INPUT FOR THIS TASK:
◇ ◇ ◇

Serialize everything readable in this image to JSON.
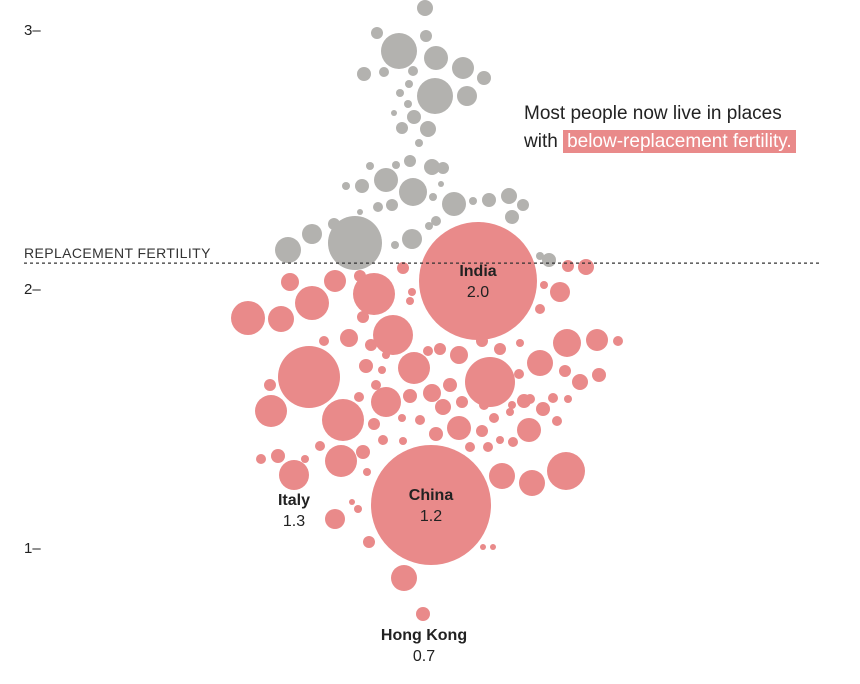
{
  "colors": {
    "above_replacement": "#b3b2af",
    "below_replacement": "#e98a8a",
    "axis_text": "#222222",
    "line": "#333333"
  },
  "annotation": {
    "line1": "Most people now live in places",
    "line2_prefix": "with",
    "highlight": "below-replacement fertility."
  },
  "chart_data": {
    "type": "beeswarm",
    "measure": "total fertility rate",
    "y_ticks": [
      {
        "value": 3,
        "label": "3"
      },
      {
        "value": 2,
        "label": "2"
      },
      {
        "value": 1,
        "label": "1"
      }
    ],
    "ylim": [
      0.6,
      3.1
    ],
    "reference_line": {
      "value": 2.1,
      "label": "REPLACEMENT FERTILITY"
    },
    "labeled": [
      {
        "name": "India",
        "value": 2.0,
        "label": "2.0"
      },
      {
        "name": "China",
        "value": 1.2,
        "label": "1.2"
      },
      {
        "name": "Italy",
        "value": 1.3,
        "label": "1.3"
      },
      {
        "name": "Hong Kong",
        "value": 0.7,
        "label": "0.7"
      }
    ]
  }
}
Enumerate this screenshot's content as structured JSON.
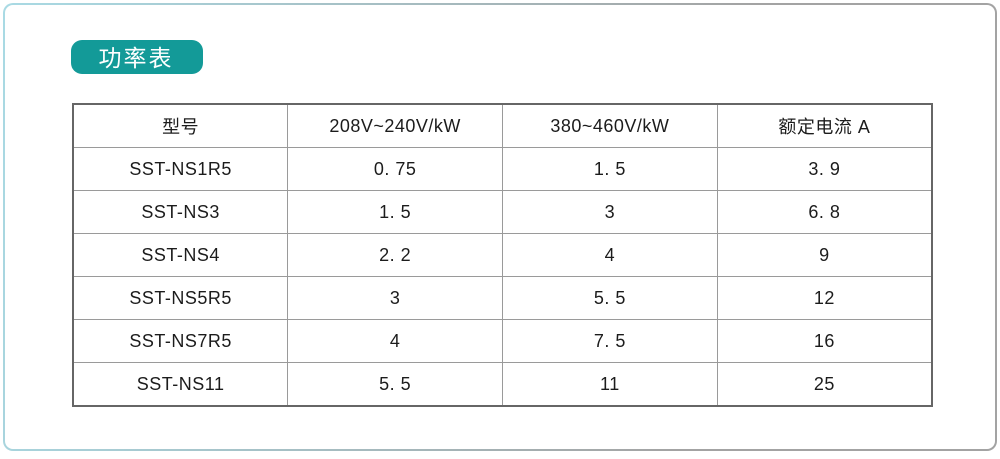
{
  "badge": {
    "label": "功率表"
  },
  "table": {
    "headers": [
      "型号",
      "208V~240V/kW",
      "380~460V/kW",
      "额定电流 A"
    ],
    "rows": [
      [
        "SST-NS1R5",
        "0. 75",
        "1. 5",
        "3. 9"
      ],
      [
        "SST-NS3",
        "1. 5",
        "3",
        "6. 8"
      ],
      [
        "SST-NS4",
        "2. 2",
        "4",
        "9"
      ],
      [
        "SST-NS5R5",
        "3",
        "5. 5",
        "12"
      ],
      [
        "SST-NS7R5",
        "4",
        "7. 5",
        "16"
      ],
      [
        "SST-NS11",
        "5. 5",
        "11",
        "25"
      ]
    ]
  },
  "colors": {
    "badge_bg": "#139a98",
    "badge_text": "#ffffff",
    "table_outer_border": "#666666",
    "table_inner_border": "#9a9a9a",
    "text": "#1c1c1c",
    "frame_gradient_left": "#a9dae4",
    "frame_gradient_right": "#a3a3a3"
  }
}
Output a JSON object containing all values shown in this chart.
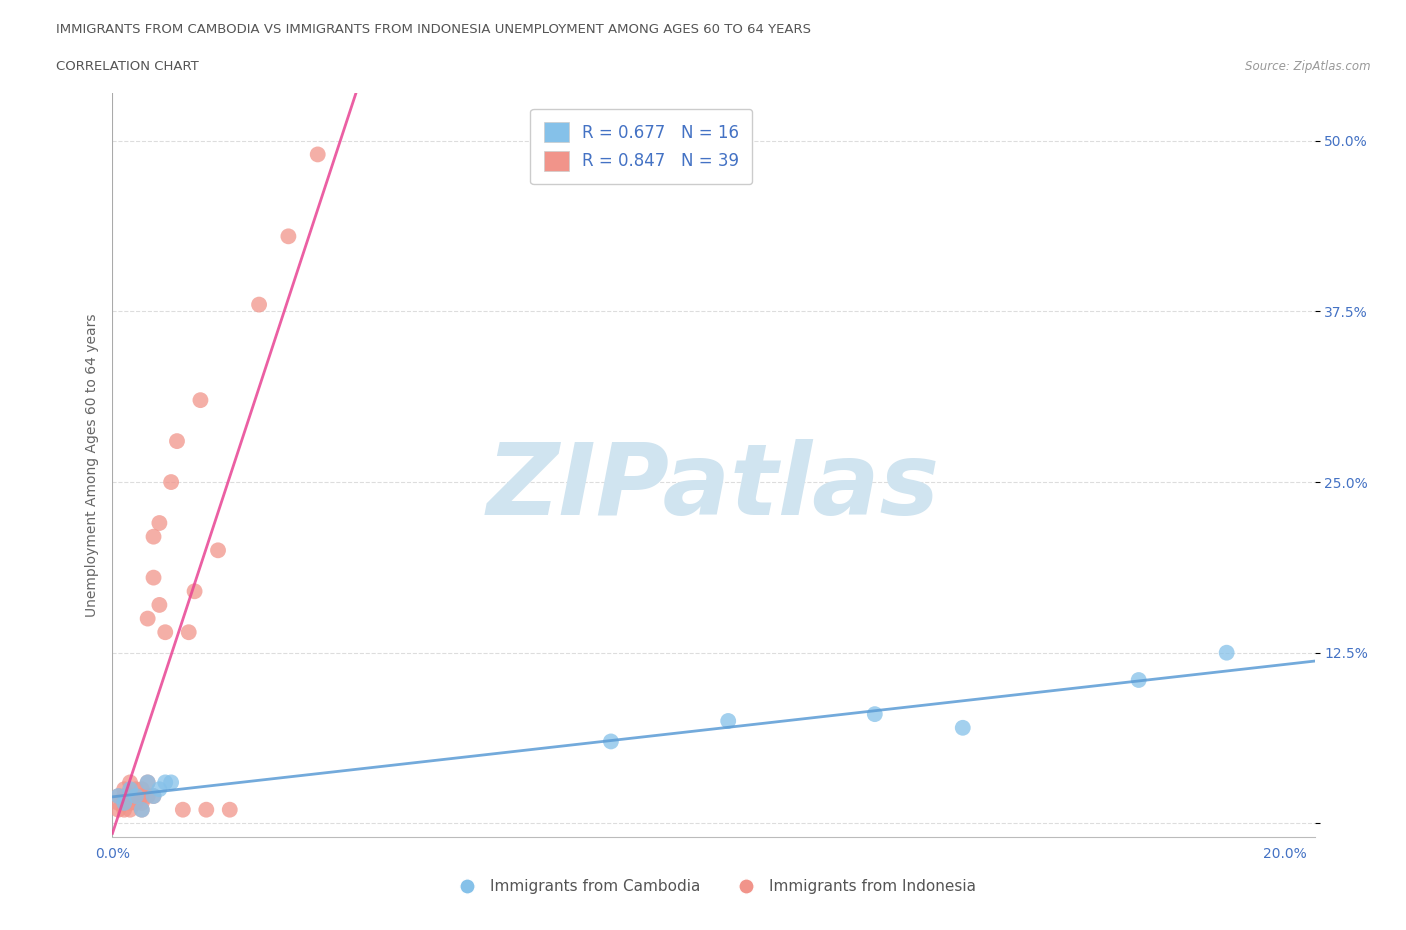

◇ ◇ ◇

REQUIREMENTS:
Please set down each line of the data above exactly as written, without the pictures.

FINISHED EXERCISE:
Serialize everything readable in this image to JSON.
{
  "colors": {
    "above_replacement": "#b3b2af",
    "below_replacement": "#e98a8a",
    "axis_text": "#222222",
    "line": "#333333"
  },
  "annotation": {
    "line1": "Most people now live in places",
    "line2_prefix": "with",
    "highlight": "below-replacement fertility."
  },
  "chart_data": {
    "type": "beeswarm",
    "measure": "total fertility rate",
    "y_ticks": [
      {
        "value": 3,
        "label": "3"
      },
      {
        "value": 2,
        "label": "2"
      },
      {
        "value": 1,
        "label": "1"
      }
    ],
    "ylim": [
      0.6,
      3.1
    ],
    "reference_line": {
      "value": 2.1,
      "label": "REPLACEMENT FERTILITY"
    },
    "labeled": [
      {
        "name": "India",
        "value": 2.0,
        "label": "2.0"
      },
      {
        "name": "China",
        "value": 1.2,
        "label": "1.2"
      },
      {
        "name": "Italy",
        "value": 1.3,
        "label": "1.3"
      },
      {
        "name": "Hong Kong",
        "value": 0.7,
        "label": "0.7"
      }
    ]
  }
}
Enumerate this screenshot's content as structured JSON.
{
  "badge": {
    "label": "功率表"
  },
  "table": {
    "headers": [
      "型号",
      "208V~240V/kW",
      "380~460V/kW",
      "额定电流 A"
    ],
    "rows": [
      [
        "SST-NS1R5",
        "0. 75",
        "1. 5",
        "3. 9"
      ],
      [
        "SST-NS3",
        "1. 5",
        "3",
        "6. 8"
      ],
      [
        "SST-NS4",
        "2. 2",
        "4",
        "9"
      ],
      [
        "SST-NS5R5",
        "3",
        "5. 5",
        "12"
      ],
      [
        "SST-NS7R5",
        "4",
        "7. 5",
        "16"
      ],
      [
        "SST-NS11",
        "5. 5",
        "11",
        "25"
      ]
    ]
  },
  "colors": {
    "badge_bg": "#139a98",
    "badge_text": "#ffffff",
    "table_outer_border": "#666666",
    "table_inner_border": "#9a9a9a",
    "text": "#1c1c1c",
    "frame_gradient_left": "#a9dae4",
    "frame_gradient_right": "#a3a3a3"
  }
}
Output a JSON object containing all values shown in this chart.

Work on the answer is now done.